- **GIVEN PROBLEM**: Output all of the entries exactly as written.

- **TASK MATERIAL**:

#####

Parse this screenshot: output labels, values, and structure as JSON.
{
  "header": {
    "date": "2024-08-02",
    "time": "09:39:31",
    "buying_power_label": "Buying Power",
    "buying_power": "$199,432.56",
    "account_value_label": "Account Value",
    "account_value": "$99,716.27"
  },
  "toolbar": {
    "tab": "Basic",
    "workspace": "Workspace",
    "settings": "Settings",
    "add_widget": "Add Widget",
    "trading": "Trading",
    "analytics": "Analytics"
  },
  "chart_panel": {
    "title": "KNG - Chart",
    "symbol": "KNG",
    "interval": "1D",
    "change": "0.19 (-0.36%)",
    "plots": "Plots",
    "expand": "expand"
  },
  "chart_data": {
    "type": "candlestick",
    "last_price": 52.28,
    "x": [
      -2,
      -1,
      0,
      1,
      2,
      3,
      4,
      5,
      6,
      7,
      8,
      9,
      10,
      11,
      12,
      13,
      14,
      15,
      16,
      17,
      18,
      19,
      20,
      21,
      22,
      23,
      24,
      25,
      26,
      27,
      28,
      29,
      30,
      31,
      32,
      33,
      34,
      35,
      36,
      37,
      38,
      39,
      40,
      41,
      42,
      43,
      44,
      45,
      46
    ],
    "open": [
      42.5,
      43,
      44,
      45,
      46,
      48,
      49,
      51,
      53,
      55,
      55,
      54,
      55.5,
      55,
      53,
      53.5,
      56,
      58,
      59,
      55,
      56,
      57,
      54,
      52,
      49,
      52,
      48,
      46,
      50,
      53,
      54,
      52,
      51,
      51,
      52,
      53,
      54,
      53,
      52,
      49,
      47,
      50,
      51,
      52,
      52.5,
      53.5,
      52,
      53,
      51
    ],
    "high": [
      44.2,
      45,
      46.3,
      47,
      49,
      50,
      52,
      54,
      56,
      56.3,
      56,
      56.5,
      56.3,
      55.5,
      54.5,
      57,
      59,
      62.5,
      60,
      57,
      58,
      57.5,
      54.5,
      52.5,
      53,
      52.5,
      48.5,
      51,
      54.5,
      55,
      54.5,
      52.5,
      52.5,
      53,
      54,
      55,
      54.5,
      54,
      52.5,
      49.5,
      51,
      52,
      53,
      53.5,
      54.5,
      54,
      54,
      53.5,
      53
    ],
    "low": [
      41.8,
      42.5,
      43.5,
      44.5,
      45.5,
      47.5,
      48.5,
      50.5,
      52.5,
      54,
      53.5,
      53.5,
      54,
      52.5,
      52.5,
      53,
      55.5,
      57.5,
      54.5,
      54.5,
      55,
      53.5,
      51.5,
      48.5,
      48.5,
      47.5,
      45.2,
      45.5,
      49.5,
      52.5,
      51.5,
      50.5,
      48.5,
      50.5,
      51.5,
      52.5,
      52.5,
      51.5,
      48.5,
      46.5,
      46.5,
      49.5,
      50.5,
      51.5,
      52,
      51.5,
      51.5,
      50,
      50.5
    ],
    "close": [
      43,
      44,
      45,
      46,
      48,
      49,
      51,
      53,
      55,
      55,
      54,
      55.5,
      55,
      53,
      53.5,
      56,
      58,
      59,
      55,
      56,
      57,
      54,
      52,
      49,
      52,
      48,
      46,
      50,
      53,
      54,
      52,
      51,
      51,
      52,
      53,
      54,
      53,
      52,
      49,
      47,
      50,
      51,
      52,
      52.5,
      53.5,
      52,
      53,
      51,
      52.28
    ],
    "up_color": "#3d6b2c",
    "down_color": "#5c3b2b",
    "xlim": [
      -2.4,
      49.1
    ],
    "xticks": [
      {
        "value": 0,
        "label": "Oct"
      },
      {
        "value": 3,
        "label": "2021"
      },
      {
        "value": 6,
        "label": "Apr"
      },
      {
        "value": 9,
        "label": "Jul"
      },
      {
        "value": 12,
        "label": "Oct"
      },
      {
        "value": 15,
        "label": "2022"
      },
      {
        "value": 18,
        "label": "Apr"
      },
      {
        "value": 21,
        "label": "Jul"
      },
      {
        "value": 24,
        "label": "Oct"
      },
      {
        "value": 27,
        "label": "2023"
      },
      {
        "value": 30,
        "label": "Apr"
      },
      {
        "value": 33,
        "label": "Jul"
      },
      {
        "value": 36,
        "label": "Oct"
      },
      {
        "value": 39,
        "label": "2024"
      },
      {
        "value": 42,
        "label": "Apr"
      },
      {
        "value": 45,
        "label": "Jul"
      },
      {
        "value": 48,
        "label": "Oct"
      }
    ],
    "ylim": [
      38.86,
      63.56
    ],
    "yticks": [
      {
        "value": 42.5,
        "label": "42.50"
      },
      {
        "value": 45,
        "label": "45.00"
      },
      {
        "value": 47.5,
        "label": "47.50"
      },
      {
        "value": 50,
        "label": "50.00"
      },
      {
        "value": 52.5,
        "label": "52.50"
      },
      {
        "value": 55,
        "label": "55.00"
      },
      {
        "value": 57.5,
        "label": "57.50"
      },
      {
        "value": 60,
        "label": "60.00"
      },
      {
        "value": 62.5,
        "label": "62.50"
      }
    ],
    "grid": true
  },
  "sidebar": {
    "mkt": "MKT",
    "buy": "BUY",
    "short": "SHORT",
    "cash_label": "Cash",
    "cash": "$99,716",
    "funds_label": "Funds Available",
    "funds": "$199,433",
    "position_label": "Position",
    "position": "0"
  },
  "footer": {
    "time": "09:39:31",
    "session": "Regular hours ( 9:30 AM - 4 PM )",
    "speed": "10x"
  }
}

#####

- **RESULT**:
Parse this screenshot: output labels, values, and structure as JSON.
{
  "header": {
    "date": "2024-08-02",
    "time": "09:39:31",
    "buying_power_label": "Buying Power",
    "buying_power": "$199,432.56",
    "account_value_label": "Account Value",
    "account_value": "$99,716.27"
  },
  "toolbar": {
    "tab": "Basic",
    "workspace": "Workspace",
    "settings": "Settings",
    "add_widget": "Add Widget",
    "trading": "Trading",
    "analytics": "Analytics"
  },
  "chart_panel": {
    "title": "KNG - Chart",
    "symbol": "KNG",
    "interval": "1D",
    "change": "0.19 (-0.36%)",
    "plots": "Plots",
    "expand": "expand"
  },
  "chart_data": {
    "type": "candlestick",
    "last_price": 52.28,
    "x": [
      -2,
      -1,
      0,
      1,
      2,
      3,
      4,
      5,
      6,
      7,
      8,
      9,
      10,
      11,
      12,
      13,
      14,
      15,
      16,
      17,
      18,
      19,
      20,
      21,
      22,
      23,
      24,
      25,
      26,
      27,
      28,
      29,
      30,
      31,
      32,
      33,
      34,
      35,
      36,
      37,
      38,
      39,
      40,
      41,
      42,
      43,
      44,
      45,
      46
    ],
    "open": [
      42.5,
      43,
      44,
      45,
      46,
      48,
      49,
      51,
      53,
      55,
      55,
      54,
      55.5,
      55,
      53,
      53.5,
      56,
      58,
      59,
      55,
      56,
      57,
      54,
      52,
      49,
      52,
      48,
      46,
      50,
      53,
      54,
      52,
      51,
      51,
      52,
      53,
      54,
      53,
      52,
      49,
      47,
      50,
      51,
      52,
      52.5,
      53.5,
      52,
      53,
      51
    ],
    "high": [
      44.2,
      45,
      46.3,
      47,
      49,
      50,
      52,
      54,
      56,
      56.3,
      56,
      56.5,
      56.3,
      55.5,
      54.5,
      57,
      59,
      62.5,
      60,
      57,
      58,
      57.5,
      54.5,
      52.5,
      53,
      52.5,
      48.5,
      51,
      54.5,
      55,
      54.5,
      52.5,
      52.5,
      53,
      54,
      55,
      54.5,
      54,
      52.5,
      49.5,
      51,
      52,
      53,
      53.5,
      54.5,
      54,
      54,
      53.5,
      53
    ],
    "low": [
      41.8,
      42.5,
      43.5,
      44.5,
      45.5,
      47.5,
      48.5,
      50.5,
      52.5,
      54,
      53.5,
      53.5,
      54,
      52.5,
      52.5,
      53,
      55.5,
      57.5,
      54.5,
      54.5,
      55,
      53.5,
      51.5,
      48.5,
      48.5,
      47.5,
      45.2,
      45.5,
      49.5,
      52.5,
      51.5,
      50.5,
      48.5,
      50.5,
      51.5,
      52.5,
      52.5,
      51.5,
      48.5,
      46.5,
      46.5,
      49.5,
      50.5,
      51.5,
      52,
      51.5,
      51.5,
      50,
      50.5
    ],
    "close": [
      43,
      44,
      45,
      46,
      48,
      49,
      51,
      53,
      55,
      55,
      54,
      55.5,
      55,
      53,
      53.5,
      56,
      58,
      59,
      55,
      56,
      57,
      54,
      52,
      49,
      52,
      48,
      46,
      50,
      53,
      54,
      52,
      51,
      51,
      52,
      53,
      54,
      53,
      52,
      49,
      47,
      50,
      51,
      52,
      52.5,
      53.5,
      52,
      53,
      51,
      52.28
    ],
    "up_color": "#3d6b2c",
    "down_color": "#5c3b2b",
    "xlim": [
      -2.4,
      49.1
    ],
    "xticks": [
      {
        "value": 0,
        "label": "Oct"
      },
      {
        "value": 3,
        "label": "2021"
      },
      {
        "value": 6,
        "label": "Apr"
      },
      {
        "value": 9,
        "label": "Jul"
      },
      {
        "value": 12,
        "label": "Oct"
      },
      {
        "value": 15,
        "label": "2022"
      },
      {
        "value": 18,
        "label": "Apr"
      },
      {
        "value": 21,
        "label": "Jul"
      },
      {
        "value": 24,
        "label": "Oct"
      },
      {
        "value": 27,
        "label": "2023"
      },
      {
        "value": 30,
        "label": "Apr"
      },
      {
        "value": 33,
        "label": "Jul"
      },
      {
        "value": 36,
        "label": "Oct"
      },
      {
        "value": 39,
        "label": "2024"
      },
      {
        "value": 42,
        "label": "Apr"
      },
      {
        "value": 45,
        "label": "Jul"
      },
      {
        "value": 48,
        "label": "Oct"
      }
    ],
    "ylim": [
      38.86,
      63.56
    ],
    "yticks": [
      {
        "value": 42.5,
        "label": "42.50"
      },
      {
        "value": 45,
        "label": "45.00"
      },
      {
        "value": 47.5,
        "label": "47.50"
      },
      {
        "value": 50,
        "label": "50.00"
      },
      {
        "value": 52.5,
        "label": "52.50"
      },
      {
        "value": 55,
        "label": "55.00"
      },
      {
        "value": 57.5,
        "label": "57.50"
      },
      {
        "value": 60,
        "label": "60.00"
      },
      {
        "value": 62.5,
        "label": "62.50"
      }
    ],
    "grid": true
  },
  "sidebar": {
    "mkt": "MKT",
    "buy": "BUY",
    "short": "SHORT",
    "cash_label": "Cash",
    "cash": "$99,716",
    "funds_label": "Funds Available",
    "funds": "$199,433",
    "position_label": "Position",
    "position": "0"
  },
  "footer": {
    "time": "09:39:31",
    "session": "Regular hours ( 9:30 AM - 4 PM )",
    "speed": "10x"
  }
}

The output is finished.